**DESCRIPTION OF THE TASK**
Every line below that contains "text" is to be copied.

• • • •

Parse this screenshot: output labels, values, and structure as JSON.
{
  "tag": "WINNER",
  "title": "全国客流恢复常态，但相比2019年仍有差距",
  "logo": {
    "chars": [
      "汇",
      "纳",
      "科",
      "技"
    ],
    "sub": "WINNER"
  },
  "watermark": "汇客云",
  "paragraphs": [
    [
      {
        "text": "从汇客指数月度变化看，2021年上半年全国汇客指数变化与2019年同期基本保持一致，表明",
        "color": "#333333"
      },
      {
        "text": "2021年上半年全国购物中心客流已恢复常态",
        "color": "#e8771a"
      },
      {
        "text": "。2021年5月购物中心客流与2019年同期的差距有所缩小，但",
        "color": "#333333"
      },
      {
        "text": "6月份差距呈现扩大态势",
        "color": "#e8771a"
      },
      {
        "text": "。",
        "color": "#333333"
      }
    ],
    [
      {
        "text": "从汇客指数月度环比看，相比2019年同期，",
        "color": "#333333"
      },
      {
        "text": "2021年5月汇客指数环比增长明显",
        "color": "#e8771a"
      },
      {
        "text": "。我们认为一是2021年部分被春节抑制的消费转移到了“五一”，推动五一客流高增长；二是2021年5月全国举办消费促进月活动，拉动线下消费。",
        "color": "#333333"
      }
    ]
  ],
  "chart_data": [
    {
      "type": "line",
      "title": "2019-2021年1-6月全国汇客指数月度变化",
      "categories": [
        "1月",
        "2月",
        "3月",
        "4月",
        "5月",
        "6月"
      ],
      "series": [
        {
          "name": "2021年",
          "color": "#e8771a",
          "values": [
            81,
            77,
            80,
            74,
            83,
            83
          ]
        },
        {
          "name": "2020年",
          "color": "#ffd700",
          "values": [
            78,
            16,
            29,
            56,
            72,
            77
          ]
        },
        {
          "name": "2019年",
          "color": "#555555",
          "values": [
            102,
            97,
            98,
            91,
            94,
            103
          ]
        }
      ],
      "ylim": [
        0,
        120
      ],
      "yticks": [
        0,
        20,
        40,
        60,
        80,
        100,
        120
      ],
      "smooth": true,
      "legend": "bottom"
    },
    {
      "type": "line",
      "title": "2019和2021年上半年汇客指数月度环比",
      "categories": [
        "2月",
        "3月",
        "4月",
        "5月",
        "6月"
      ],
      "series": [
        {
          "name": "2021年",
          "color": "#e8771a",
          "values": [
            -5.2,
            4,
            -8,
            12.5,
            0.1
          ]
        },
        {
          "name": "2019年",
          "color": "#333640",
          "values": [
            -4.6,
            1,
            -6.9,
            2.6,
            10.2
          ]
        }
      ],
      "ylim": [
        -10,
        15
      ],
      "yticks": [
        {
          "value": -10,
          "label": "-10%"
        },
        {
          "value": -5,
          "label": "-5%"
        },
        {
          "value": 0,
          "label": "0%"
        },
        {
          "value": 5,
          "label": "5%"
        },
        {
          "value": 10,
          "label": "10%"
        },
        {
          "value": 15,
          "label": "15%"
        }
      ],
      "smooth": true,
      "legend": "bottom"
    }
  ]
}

• • • •

**RESULT**
        "text": "从汇客指数月度变化看，2021年上半年全国汇客指数变化与2019年同期基本保持一致，表明",
        "text": "2021年上半年全国购物中心客流已恢复常态",
        "text": "。2021年5月购物中心客流与2019年同期的差距有所缩小，但",
        "text": "6月份差距呈现扩大态势",
        "text": "。",
        "text": "从汇客指数月度环比看，相比2019年同期，",
        "text": "2021年5月汇客指数环比增长明显",
        "text": "。我们认为一是2021年部分被春节抑制的消费转移到了“五一”，推动五一客流高增长；二是2021年5月全国举办消费促进月活动，拉动线下消费。",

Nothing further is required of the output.